── INFORMATION SUPPLIED ──
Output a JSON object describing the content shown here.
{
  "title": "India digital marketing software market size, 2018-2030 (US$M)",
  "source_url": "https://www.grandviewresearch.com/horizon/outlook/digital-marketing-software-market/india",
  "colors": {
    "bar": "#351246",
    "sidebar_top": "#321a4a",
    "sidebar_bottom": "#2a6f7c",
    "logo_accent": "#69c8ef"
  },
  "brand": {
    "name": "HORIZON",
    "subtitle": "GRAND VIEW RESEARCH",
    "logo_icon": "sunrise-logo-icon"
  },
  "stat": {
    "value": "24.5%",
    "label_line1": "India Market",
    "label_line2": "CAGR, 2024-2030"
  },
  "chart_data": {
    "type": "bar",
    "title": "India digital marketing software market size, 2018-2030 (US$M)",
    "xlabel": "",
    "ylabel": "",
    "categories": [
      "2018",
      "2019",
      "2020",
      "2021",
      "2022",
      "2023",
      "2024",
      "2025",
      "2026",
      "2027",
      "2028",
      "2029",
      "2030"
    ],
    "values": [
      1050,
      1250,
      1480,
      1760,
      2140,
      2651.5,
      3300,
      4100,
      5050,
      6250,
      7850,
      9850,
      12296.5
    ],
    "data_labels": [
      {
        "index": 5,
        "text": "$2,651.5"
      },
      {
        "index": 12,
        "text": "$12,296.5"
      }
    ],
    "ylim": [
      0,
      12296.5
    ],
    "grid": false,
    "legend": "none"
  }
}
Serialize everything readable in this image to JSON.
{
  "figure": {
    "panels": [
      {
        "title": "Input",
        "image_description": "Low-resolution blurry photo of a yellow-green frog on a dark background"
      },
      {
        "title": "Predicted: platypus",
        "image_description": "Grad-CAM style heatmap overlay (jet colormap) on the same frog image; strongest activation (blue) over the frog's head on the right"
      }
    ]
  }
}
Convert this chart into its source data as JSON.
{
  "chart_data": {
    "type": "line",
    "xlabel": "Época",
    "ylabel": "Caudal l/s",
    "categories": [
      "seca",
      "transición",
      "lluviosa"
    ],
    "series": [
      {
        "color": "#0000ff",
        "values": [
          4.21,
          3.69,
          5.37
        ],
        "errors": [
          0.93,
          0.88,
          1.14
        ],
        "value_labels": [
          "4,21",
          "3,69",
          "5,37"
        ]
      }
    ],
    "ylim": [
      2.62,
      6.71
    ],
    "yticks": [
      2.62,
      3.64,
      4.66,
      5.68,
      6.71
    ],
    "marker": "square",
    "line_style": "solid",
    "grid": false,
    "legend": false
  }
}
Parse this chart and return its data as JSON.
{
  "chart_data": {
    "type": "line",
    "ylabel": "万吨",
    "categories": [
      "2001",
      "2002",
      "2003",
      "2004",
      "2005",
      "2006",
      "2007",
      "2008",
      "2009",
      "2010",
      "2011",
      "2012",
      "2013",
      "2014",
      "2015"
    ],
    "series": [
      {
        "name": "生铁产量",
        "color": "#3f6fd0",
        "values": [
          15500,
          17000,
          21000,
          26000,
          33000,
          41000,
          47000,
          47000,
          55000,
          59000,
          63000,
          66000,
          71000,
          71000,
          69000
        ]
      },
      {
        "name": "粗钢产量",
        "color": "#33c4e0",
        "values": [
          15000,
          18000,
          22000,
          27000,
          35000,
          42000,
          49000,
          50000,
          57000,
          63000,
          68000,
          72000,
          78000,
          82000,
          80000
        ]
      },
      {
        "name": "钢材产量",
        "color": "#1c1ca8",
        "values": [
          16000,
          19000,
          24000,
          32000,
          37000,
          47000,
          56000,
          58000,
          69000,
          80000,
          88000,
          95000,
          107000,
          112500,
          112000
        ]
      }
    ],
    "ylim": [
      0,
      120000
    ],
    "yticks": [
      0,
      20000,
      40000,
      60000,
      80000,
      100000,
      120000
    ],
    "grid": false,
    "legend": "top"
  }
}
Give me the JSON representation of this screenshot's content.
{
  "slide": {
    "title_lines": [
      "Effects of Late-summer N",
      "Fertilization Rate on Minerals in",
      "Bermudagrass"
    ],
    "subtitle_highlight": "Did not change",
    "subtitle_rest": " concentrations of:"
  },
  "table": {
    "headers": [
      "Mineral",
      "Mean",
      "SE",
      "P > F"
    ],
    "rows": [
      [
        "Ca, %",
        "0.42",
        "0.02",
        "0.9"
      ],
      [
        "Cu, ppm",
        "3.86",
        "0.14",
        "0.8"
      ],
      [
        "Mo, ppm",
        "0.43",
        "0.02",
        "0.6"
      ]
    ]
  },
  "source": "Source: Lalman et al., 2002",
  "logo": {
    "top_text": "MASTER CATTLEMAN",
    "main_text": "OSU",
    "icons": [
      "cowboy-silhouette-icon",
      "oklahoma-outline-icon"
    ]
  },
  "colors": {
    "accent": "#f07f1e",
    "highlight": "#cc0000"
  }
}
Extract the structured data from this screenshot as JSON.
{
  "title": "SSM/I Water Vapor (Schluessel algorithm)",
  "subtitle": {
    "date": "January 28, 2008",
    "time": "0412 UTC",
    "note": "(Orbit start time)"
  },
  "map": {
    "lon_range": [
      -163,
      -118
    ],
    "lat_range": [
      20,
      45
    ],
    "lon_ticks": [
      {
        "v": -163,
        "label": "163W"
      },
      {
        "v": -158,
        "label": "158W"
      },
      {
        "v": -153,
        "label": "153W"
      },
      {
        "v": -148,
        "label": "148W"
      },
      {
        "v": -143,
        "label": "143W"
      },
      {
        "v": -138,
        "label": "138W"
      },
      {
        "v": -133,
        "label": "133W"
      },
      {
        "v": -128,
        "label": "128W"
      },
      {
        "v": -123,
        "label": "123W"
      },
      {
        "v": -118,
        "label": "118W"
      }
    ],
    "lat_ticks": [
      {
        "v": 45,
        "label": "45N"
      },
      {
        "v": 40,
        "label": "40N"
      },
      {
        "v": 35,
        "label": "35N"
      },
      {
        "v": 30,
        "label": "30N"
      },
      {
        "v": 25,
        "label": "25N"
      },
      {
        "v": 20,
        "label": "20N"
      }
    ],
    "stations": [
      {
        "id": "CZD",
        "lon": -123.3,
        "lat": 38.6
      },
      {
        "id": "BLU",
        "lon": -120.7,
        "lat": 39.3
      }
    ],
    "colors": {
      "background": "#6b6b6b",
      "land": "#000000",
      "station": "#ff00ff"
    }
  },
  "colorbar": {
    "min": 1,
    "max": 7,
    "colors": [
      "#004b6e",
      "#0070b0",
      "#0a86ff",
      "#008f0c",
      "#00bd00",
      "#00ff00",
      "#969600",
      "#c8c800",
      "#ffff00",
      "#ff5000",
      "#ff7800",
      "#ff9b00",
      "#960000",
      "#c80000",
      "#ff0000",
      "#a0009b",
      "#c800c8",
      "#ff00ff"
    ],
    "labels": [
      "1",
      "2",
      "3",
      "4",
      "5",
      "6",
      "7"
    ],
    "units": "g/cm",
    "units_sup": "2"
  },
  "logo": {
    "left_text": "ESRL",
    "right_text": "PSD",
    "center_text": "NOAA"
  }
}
───
TASK BRIEF
Find the string "background" in the records, then copy each line where it occurs.

WRITTEN SOLUTION
        "image_description": "Low-resolution blurry photo of a yellow-green frog on a dark background"
      "background": "#6b6b6b",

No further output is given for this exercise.